- _YOUR INSTRUCTIONS_
Where does the string "more" appear? Copy every line of the entries below that holds it.

— start of RECORDS FOR PROCESSING —

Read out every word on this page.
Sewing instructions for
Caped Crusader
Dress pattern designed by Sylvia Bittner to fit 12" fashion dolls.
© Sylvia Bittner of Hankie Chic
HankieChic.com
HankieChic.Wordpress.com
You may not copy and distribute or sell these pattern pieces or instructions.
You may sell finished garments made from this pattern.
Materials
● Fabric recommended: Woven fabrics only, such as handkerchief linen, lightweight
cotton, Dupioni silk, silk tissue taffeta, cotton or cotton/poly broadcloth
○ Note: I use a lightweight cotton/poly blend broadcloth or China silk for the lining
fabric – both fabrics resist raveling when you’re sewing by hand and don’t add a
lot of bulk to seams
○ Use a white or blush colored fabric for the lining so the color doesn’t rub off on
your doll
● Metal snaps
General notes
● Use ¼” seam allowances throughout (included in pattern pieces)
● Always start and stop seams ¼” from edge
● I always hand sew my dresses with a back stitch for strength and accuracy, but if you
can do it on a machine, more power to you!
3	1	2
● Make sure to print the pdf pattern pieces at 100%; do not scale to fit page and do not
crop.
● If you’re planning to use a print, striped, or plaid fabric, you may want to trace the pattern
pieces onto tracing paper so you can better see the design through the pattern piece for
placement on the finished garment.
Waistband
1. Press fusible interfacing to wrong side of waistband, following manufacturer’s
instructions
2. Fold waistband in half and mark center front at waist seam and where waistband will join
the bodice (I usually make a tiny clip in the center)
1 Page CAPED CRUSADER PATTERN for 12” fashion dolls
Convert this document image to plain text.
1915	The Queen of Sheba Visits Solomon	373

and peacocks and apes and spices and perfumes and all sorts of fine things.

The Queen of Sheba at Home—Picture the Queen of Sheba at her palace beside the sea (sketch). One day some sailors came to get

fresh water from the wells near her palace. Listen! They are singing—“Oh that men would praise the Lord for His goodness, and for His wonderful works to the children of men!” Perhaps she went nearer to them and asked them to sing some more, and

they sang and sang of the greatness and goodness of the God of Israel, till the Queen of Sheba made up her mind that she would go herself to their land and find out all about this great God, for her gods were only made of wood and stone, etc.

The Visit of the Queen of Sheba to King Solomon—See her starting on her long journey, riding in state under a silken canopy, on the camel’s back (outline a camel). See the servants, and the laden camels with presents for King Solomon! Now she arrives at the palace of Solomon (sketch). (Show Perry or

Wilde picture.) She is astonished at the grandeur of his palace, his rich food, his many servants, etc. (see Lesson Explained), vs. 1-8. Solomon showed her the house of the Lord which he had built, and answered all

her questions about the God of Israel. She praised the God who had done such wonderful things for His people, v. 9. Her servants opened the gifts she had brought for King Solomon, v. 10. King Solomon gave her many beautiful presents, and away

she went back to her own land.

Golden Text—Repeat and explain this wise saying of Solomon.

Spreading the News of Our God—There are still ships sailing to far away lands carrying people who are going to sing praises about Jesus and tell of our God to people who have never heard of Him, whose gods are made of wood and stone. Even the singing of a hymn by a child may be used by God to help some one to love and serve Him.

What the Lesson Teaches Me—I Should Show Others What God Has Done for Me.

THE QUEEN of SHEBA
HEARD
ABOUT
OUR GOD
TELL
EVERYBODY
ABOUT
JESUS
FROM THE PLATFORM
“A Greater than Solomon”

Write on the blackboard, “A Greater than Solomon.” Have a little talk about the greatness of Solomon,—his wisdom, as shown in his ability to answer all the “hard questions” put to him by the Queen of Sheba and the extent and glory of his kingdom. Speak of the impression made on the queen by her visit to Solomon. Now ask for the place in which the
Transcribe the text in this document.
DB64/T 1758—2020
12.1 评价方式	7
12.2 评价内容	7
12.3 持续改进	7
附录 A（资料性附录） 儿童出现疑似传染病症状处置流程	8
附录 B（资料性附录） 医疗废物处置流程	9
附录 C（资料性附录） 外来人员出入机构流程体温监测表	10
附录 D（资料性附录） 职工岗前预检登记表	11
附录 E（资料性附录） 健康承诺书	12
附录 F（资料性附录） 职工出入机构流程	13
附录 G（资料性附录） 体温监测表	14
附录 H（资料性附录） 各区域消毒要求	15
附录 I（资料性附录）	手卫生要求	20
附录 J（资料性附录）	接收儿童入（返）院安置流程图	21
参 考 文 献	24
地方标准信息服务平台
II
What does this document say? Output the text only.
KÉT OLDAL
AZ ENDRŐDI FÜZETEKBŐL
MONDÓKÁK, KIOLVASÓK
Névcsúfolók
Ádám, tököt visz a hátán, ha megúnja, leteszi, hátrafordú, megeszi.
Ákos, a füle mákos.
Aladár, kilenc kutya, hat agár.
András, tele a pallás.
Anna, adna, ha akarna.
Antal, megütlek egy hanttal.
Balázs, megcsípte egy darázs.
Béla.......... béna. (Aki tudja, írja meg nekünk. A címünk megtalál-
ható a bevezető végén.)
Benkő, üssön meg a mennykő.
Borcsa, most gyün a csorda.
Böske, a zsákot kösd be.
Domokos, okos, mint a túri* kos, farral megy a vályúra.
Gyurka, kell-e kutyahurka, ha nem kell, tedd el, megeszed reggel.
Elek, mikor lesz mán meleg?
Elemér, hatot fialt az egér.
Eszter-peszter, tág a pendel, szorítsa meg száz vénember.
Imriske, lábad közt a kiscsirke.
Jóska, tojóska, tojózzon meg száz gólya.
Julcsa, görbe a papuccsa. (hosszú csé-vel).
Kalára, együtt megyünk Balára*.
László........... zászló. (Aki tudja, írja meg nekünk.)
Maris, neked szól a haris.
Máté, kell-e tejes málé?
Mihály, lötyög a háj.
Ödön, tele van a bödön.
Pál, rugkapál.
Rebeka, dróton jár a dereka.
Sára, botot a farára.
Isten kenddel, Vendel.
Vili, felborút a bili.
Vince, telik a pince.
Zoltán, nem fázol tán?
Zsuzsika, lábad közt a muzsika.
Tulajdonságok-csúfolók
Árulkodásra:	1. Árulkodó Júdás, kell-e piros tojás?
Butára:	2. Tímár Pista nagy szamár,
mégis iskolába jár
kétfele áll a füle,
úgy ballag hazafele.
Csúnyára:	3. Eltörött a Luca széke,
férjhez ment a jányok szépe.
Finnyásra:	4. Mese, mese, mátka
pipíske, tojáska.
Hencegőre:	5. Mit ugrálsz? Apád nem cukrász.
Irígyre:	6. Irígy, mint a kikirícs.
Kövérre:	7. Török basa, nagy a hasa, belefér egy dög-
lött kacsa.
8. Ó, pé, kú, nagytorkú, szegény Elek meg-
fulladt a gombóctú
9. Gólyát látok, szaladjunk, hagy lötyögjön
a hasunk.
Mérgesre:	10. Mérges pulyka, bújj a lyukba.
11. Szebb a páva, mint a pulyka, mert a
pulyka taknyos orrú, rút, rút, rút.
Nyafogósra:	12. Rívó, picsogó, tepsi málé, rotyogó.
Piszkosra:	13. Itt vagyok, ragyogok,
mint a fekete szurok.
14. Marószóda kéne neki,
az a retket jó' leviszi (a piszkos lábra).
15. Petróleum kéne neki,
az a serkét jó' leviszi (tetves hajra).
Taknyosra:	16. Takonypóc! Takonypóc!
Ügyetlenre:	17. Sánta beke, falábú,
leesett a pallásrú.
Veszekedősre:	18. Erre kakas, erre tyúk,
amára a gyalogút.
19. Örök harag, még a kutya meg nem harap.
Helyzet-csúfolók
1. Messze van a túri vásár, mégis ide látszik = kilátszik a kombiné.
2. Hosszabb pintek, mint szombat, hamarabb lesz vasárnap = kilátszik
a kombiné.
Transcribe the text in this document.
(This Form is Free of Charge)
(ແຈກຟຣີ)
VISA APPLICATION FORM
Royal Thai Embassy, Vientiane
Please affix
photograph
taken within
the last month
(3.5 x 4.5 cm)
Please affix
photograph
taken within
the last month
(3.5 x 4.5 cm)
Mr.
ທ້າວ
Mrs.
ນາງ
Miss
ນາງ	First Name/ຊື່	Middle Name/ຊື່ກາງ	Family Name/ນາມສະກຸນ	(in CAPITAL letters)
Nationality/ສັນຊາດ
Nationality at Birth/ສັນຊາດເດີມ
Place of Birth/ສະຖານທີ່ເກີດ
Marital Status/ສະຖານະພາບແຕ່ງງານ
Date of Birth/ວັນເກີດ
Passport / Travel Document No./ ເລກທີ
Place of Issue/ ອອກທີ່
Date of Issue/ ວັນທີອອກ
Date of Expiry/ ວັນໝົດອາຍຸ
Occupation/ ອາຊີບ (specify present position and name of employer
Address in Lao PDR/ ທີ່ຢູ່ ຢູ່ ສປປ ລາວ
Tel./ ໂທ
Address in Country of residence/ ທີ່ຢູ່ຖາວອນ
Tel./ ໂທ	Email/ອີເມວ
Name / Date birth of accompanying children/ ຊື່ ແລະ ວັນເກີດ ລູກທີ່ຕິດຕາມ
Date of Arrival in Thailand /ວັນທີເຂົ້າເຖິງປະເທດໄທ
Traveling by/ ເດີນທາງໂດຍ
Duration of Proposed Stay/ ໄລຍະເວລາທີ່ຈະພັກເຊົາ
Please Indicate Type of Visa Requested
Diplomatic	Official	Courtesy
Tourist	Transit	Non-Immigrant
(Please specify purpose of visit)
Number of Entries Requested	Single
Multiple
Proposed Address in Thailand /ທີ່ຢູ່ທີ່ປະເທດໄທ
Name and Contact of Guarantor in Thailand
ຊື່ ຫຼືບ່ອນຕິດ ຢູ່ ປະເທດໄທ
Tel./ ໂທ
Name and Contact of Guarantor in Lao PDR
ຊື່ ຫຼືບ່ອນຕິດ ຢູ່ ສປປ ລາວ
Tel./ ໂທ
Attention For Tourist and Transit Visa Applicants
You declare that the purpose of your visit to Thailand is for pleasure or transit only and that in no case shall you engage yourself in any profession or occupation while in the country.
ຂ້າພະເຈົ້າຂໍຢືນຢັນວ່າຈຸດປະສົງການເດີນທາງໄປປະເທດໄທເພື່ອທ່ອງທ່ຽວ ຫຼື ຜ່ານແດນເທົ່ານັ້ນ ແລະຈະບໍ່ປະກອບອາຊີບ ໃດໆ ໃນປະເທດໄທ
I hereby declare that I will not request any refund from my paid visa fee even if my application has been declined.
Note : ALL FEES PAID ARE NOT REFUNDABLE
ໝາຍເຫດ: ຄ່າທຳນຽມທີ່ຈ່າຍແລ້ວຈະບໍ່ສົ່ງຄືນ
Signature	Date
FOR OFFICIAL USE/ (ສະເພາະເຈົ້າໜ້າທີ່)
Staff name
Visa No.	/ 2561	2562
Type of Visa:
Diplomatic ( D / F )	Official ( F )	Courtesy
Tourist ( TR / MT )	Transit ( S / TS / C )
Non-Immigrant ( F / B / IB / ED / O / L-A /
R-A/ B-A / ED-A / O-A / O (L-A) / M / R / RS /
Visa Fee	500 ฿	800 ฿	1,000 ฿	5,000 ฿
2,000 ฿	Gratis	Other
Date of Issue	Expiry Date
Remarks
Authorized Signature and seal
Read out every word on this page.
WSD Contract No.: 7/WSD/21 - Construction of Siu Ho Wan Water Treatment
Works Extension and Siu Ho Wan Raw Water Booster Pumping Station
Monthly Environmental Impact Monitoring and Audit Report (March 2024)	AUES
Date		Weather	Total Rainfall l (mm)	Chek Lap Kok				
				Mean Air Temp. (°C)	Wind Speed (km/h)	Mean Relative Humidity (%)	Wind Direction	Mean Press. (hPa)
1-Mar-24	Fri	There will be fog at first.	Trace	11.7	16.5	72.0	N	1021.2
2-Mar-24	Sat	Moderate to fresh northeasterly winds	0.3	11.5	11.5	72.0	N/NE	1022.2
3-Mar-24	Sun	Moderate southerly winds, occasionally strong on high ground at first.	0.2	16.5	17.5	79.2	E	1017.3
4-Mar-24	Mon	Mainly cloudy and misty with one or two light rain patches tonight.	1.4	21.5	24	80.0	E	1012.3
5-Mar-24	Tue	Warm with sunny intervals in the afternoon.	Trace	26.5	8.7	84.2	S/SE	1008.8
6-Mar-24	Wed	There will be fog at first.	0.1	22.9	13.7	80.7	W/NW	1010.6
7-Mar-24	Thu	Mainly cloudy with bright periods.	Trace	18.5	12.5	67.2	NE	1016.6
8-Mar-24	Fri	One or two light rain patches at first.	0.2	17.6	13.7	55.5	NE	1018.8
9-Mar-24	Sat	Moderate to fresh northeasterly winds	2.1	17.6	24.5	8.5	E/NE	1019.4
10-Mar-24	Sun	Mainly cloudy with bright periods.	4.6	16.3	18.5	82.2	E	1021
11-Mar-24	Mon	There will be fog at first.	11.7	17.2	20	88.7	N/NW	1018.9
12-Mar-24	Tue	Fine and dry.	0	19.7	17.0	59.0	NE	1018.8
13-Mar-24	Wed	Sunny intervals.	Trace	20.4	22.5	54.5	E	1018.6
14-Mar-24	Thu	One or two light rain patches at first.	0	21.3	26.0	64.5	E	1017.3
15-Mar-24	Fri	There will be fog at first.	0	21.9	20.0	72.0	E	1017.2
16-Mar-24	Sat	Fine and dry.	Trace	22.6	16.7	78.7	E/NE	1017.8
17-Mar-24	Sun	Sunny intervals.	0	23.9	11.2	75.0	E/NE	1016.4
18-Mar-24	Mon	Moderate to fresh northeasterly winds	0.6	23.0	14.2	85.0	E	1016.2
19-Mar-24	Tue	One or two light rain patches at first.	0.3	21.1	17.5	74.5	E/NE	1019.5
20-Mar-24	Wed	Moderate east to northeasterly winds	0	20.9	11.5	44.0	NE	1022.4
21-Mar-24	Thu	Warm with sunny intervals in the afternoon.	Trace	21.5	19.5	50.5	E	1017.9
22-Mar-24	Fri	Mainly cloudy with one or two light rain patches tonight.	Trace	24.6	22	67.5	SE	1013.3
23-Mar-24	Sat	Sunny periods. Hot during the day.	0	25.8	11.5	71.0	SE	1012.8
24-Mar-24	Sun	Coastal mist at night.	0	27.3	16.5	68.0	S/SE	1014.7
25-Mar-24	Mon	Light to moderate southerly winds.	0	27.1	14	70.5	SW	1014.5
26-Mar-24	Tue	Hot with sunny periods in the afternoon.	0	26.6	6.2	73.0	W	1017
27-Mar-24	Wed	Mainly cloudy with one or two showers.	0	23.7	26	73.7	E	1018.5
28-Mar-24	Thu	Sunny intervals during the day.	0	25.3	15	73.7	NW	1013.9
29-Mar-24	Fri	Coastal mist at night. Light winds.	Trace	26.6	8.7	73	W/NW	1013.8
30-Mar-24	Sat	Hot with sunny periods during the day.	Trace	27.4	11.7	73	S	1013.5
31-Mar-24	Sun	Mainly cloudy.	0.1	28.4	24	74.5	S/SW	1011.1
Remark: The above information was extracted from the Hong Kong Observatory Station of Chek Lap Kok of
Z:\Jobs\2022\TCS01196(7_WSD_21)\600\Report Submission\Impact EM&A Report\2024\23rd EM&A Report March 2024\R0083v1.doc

— end of RECORDS FOR PROCESSING —

- _RESULT OF THE TASK_
can do it on a machine, more power to you!
fresh water from the wells near her palace. Listen! They are singing—“Oh that men would praise the Lord for His goodness, and for His wonderful works to the children of men!” Perhaps she went nearer to them and asked them to sing some more, and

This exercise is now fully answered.